Instruction
Only the lines from the line containing "Read this page and output its text content." to the end of the entries should be repeated, exactly as they appear.

Raw data
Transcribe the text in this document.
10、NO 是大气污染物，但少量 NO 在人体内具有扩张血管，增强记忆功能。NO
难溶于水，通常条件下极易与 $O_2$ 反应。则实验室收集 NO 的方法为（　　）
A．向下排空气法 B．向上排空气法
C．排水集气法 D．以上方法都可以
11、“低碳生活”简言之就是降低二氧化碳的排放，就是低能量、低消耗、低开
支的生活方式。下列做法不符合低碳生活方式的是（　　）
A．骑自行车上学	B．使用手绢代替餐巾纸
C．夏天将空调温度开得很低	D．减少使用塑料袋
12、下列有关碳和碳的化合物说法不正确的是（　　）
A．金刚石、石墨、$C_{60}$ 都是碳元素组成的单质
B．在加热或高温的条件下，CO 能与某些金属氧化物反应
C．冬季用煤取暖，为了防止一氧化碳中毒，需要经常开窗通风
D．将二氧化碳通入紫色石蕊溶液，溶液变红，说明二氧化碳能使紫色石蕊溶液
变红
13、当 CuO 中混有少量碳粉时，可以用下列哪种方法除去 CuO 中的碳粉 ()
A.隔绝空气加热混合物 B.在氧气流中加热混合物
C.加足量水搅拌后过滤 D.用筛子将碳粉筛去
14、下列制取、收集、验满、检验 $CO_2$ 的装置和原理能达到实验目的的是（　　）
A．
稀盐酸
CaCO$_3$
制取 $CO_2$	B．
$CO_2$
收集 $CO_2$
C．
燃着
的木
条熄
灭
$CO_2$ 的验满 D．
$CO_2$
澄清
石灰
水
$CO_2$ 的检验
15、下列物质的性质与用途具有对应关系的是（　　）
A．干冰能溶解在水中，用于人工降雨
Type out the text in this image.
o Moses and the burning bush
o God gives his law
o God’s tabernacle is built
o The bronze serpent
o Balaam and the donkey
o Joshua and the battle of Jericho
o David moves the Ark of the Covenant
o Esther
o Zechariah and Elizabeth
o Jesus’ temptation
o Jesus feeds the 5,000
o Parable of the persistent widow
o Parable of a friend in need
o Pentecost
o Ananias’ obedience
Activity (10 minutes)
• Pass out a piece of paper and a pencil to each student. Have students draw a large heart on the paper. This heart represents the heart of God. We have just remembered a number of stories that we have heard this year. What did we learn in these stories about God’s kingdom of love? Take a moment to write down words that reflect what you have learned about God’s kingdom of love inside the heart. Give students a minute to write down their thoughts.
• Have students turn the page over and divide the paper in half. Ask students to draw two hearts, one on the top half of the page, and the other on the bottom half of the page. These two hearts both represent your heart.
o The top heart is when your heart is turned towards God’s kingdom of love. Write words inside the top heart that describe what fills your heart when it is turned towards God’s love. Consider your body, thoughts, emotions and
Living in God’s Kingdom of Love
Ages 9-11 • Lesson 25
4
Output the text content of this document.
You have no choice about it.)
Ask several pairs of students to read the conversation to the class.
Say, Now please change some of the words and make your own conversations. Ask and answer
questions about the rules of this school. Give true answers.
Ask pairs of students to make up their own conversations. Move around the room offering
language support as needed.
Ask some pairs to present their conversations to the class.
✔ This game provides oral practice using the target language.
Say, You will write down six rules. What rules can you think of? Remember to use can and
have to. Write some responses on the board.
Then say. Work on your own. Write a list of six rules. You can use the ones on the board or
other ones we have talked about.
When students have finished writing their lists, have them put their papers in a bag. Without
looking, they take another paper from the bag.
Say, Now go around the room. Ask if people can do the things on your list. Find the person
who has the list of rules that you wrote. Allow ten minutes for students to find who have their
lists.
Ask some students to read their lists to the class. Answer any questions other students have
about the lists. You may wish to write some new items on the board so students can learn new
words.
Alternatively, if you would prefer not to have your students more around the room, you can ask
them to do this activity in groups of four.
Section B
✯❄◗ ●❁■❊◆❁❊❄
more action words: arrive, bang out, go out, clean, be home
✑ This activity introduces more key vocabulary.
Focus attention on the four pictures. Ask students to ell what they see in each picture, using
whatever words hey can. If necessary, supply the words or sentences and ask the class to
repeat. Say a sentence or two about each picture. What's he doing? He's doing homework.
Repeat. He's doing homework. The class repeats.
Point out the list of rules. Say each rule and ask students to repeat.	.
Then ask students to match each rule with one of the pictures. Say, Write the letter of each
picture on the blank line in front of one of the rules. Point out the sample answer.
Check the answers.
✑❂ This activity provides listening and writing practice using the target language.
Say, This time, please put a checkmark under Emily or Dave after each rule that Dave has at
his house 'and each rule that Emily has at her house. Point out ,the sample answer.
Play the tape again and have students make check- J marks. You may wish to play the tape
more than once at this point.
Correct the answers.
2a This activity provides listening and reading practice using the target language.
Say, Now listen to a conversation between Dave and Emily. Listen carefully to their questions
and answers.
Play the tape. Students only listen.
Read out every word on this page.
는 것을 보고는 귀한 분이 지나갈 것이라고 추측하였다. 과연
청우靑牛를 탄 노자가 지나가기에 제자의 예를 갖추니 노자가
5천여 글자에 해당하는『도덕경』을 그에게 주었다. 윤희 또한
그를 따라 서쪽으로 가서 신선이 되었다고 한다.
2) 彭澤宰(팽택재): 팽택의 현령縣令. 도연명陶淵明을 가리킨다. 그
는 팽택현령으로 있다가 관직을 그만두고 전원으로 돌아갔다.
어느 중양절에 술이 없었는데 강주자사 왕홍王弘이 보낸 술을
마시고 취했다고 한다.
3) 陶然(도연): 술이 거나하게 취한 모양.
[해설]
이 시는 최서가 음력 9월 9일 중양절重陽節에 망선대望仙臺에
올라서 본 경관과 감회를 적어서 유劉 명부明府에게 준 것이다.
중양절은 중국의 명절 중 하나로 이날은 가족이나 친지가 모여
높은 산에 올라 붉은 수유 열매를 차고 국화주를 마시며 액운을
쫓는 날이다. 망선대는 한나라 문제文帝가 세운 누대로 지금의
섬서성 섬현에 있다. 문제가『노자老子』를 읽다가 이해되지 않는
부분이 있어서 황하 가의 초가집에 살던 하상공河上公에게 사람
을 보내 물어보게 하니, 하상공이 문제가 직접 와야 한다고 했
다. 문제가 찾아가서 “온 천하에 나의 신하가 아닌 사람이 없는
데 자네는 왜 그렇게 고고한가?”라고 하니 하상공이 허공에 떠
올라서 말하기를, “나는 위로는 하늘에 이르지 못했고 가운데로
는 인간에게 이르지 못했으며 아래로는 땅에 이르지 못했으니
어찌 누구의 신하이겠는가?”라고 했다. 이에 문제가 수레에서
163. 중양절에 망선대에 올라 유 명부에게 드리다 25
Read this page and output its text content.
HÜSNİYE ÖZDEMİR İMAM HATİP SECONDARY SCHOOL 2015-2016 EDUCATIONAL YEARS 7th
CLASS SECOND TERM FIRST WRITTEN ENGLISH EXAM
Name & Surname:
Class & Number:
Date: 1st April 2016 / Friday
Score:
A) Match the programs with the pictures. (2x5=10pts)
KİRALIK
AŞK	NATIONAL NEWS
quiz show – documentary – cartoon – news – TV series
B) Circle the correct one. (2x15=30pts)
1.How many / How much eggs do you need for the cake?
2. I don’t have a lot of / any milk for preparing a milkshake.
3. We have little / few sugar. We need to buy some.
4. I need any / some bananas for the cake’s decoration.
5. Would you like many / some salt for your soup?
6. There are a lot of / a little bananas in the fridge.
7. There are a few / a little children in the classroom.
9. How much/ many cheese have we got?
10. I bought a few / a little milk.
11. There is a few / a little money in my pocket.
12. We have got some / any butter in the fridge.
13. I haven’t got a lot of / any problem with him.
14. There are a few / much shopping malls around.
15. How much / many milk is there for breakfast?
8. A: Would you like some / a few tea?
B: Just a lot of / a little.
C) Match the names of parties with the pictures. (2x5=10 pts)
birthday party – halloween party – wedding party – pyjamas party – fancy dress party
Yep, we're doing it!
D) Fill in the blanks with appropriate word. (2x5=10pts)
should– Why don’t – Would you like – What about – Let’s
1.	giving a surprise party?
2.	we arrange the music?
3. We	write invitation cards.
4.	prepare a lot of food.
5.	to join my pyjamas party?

Result of this exercise
Read this page and output its text content.
HÜSNİYE ÖZDEMİR İMAM HATİP SECONDARY SCHOOL 2015-2016 EDUCATIONAL YEARS 7th
CLASS SECOND TERM FIRST WRITTEN ENGLISH EXAM
Name & Surname:
Class & Number:
Date: 1st April 2016 / Friday
Score:
A) Match the programs with the pictures. (2x5=10pts)
KİRALIK
AŞK	NATIONAL NEWS
quiz show – documentary – cartoon – news – TV series
B) Circle the correct one. (2x15=30pts)
1.How many / How much eggs do you need for the cake?
2. I don’t have a lot of / any milk for preparing a milkshake.
3. We have little / few sugar. We need to buy some.
4. I need any / some bananas for the cake’s decoration.
5. Would you like many / some salt for your soup?
6. There are a lot of / a little bananas in the fridge.
7. There are a few / a little children in the classroom.
9. How much/ many cheese have we got?
10. I bought a few / a little milk.
11. There is a few / a little money in my pocket.
12. We have got some / any butter in the fridge.
13. I haven’t got a lot of / any problem with him.
14. There are a few / much shopping malls around.
15. How much / many milk is there for breakfast?
8. A: Would you like some / a few tea?
B: Just a lot of / a little.
C) Match the names of parties with the pictures. (2x5=10 pts)
birthday party – halloween party – wedding party – pyjamas party – fancy dress party
Yep, we're doing it!
D) Fill in the blanks with appropriate word. (2x5=10pts)
should– Why don’t – Would you like – What about – Let’s
1.	giving a surprise party?
2.	we arrange the music?
3. We	write invitation cards.
4.	prepare a lot of food.
5.	to join my pyjamas party?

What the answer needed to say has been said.